══ PROVIDED INFORMATION ══

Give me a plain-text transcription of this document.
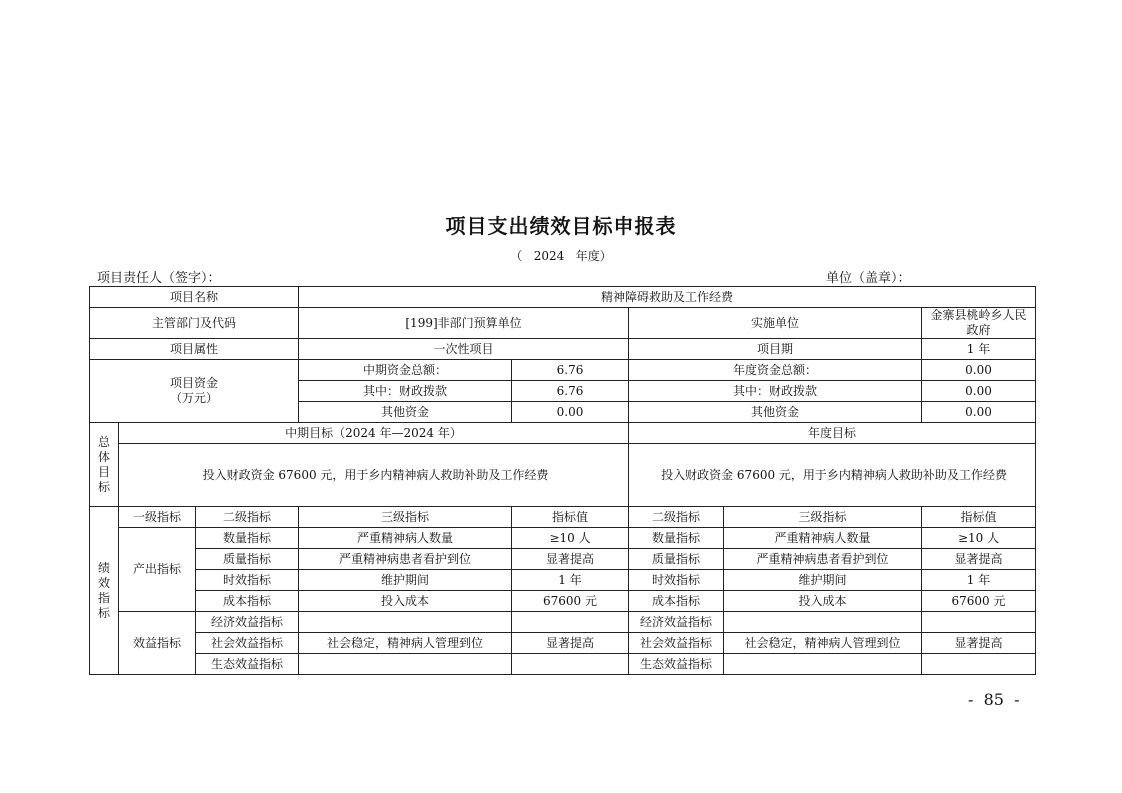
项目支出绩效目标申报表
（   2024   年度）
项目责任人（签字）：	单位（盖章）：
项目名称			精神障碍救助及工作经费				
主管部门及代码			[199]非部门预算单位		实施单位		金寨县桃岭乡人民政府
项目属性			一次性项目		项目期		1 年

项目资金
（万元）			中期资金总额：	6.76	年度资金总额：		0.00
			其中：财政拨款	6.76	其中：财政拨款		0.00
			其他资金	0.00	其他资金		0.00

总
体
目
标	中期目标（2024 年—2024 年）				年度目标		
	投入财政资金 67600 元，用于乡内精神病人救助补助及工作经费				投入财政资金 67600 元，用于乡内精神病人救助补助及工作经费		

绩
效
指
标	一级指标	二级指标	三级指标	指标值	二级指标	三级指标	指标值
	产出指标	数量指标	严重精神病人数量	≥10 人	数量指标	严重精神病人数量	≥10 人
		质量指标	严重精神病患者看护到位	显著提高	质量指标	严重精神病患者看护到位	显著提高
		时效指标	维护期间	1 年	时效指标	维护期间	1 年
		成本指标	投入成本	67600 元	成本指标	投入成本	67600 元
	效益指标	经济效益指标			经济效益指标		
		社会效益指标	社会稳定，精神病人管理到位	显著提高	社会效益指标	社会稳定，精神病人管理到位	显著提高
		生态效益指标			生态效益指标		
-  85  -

═══
══ PROVIDED INFORMATION ══

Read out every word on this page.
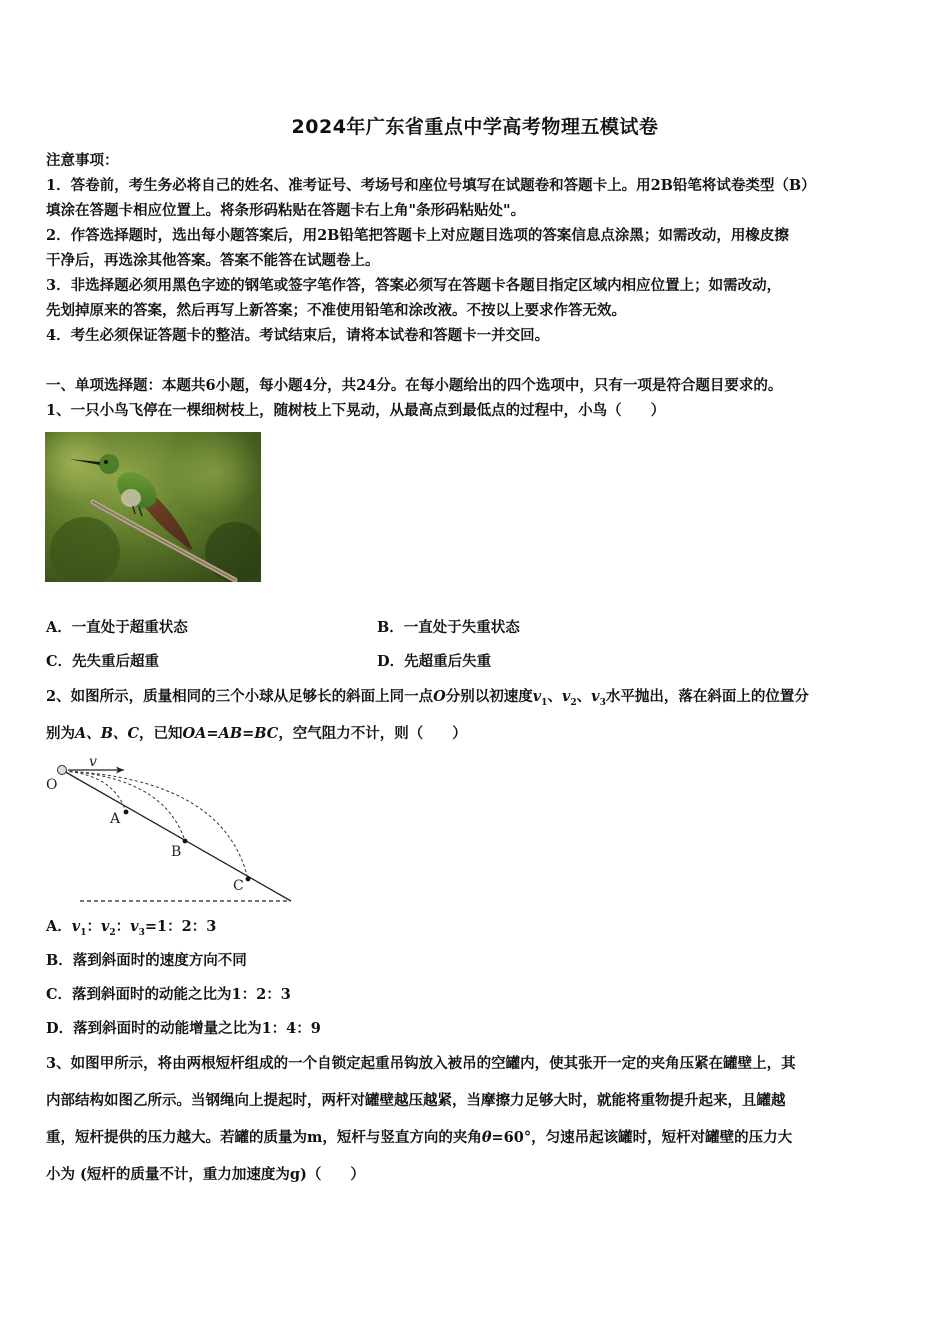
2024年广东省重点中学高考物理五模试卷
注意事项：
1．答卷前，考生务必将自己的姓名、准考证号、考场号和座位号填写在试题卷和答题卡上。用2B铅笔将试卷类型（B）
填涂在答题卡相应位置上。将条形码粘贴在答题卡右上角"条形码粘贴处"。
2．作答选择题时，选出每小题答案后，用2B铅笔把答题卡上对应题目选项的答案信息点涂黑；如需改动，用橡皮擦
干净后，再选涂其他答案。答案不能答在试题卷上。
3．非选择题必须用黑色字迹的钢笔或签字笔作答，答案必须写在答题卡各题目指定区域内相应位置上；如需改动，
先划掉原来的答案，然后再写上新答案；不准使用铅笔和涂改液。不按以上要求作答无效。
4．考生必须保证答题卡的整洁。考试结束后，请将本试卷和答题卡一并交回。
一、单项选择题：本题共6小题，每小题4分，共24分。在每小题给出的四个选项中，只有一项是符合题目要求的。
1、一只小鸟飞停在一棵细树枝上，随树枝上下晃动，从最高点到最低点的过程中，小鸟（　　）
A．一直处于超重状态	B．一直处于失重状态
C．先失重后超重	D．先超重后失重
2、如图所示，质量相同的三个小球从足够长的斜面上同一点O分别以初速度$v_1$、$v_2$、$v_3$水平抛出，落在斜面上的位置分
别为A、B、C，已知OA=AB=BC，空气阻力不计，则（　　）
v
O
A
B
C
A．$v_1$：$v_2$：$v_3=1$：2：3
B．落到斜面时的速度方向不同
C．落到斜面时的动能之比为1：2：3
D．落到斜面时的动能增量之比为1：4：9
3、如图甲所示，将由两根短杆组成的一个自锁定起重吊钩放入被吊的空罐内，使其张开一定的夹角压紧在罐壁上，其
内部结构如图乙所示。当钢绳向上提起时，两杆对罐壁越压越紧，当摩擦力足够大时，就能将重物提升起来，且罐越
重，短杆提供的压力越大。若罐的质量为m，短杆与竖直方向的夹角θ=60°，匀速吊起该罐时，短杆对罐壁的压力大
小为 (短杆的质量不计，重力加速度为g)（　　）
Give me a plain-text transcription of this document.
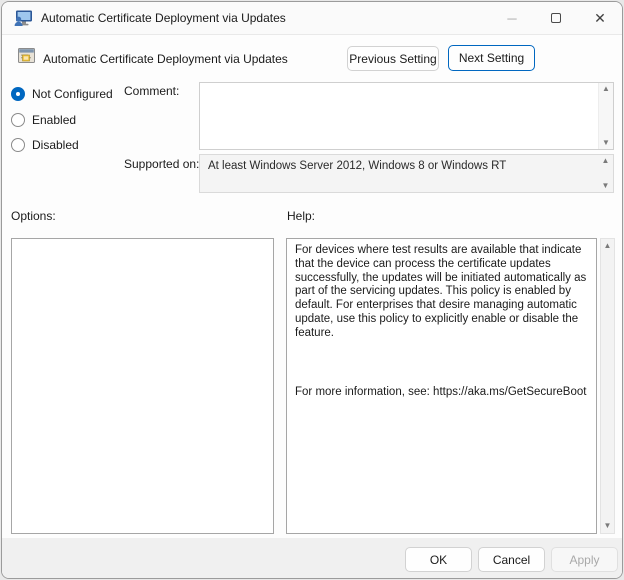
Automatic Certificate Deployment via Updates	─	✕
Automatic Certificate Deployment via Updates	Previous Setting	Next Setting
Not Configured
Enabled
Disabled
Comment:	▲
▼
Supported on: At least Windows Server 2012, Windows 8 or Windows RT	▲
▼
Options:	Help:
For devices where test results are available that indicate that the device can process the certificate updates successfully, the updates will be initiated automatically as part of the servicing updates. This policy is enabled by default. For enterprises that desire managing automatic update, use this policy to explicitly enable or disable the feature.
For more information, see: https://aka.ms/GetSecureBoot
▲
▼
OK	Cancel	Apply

═══

> _EXERCISE DIRECTIONS_: Which lines include "如需改动"? Copy each of them out.

> _SOLVED EXERCISE_:
2．作答选择题时，选出每小题答案后，用2B铅笔把答题卡上对应题目选项的答案信息点涂黑；如需改动，用橡皮擦
3．非选择题必须用黑色字迹的钢笔或签字笔作答，答案必须写在答题卡各题目指定区域内相应位置上；如需改动，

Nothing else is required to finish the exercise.